• _Given request_
Give the number of lines that include the word "признать", nothing more.

----------------------------------------

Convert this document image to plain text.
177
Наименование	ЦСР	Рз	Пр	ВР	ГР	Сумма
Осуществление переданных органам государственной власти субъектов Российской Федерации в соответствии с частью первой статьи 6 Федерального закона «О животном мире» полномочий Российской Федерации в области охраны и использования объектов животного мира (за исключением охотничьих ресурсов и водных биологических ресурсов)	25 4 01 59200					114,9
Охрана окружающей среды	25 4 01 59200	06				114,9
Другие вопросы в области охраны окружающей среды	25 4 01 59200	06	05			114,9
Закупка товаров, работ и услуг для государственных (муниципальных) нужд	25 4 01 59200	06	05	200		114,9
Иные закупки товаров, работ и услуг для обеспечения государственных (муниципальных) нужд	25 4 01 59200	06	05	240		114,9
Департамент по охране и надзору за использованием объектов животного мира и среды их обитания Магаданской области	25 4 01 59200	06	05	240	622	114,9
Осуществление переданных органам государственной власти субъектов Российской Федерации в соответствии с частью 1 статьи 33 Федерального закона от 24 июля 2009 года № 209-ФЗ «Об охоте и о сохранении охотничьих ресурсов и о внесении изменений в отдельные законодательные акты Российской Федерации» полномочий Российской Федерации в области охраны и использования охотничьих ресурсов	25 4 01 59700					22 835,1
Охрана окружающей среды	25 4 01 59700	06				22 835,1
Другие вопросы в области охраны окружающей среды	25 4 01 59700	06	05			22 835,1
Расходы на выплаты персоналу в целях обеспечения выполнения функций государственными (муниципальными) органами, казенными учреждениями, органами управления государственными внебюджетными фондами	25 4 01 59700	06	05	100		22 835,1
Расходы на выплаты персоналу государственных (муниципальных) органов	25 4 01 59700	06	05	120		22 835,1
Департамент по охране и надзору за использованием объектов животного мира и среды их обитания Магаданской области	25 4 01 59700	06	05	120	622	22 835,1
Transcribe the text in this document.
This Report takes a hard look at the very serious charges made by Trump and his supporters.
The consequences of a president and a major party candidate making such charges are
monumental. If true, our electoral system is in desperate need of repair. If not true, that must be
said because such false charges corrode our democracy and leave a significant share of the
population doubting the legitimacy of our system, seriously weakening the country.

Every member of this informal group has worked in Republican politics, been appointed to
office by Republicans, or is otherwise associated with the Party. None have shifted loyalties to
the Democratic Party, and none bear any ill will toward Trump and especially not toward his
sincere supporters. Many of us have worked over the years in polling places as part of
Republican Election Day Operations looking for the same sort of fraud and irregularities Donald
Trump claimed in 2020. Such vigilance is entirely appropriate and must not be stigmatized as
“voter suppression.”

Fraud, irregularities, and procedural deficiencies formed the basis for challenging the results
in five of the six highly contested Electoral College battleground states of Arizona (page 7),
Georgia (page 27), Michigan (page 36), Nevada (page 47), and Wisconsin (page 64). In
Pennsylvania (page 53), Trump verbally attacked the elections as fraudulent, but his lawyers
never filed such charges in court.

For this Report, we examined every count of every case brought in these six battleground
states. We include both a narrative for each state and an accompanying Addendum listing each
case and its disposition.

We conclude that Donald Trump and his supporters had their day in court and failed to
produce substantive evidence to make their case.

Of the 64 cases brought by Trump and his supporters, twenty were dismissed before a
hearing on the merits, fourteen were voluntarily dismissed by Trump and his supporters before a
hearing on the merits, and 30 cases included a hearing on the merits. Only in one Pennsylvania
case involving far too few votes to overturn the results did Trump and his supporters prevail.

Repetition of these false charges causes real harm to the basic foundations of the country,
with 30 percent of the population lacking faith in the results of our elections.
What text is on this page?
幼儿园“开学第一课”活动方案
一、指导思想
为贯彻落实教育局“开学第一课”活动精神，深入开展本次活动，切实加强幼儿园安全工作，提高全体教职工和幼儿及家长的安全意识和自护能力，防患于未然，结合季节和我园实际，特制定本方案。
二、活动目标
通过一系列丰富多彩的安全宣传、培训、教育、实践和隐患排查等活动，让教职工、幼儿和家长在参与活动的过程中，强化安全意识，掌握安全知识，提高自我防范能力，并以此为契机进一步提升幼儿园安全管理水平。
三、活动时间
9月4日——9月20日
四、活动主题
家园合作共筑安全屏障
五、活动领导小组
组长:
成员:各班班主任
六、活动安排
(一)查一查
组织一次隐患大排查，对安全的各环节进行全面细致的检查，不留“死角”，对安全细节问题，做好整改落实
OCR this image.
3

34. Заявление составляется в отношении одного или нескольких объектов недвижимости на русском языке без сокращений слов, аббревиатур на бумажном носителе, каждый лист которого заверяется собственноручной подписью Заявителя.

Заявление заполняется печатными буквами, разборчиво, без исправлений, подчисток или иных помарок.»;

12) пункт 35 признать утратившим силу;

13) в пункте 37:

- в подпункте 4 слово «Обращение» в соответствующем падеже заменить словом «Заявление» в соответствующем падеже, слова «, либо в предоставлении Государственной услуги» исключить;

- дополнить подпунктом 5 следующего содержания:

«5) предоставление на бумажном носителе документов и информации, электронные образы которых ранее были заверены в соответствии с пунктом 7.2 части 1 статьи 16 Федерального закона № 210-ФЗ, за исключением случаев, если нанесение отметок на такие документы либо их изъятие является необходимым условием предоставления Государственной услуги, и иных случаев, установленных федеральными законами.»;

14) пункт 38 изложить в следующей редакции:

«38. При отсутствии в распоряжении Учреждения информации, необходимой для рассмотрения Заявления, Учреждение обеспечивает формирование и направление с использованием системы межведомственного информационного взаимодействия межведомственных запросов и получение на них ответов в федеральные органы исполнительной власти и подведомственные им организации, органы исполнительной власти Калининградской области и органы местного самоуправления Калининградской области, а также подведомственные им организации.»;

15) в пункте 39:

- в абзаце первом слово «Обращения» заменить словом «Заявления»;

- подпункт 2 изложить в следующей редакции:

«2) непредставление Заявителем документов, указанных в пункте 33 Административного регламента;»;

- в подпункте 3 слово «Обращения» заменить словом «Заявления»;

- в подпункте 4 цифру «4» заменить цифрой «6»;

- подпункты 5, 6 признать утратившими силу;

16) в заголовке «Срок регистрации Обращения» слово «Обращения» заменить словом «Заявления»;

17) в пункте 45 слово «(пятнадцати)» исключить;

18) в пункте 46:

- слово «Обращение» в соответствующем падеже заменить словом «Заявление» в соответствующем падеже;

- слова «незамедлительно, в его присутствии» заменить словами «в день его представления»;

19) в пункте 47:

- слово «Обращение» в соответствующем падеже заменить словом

----------------------------------------

• _Full answer_
2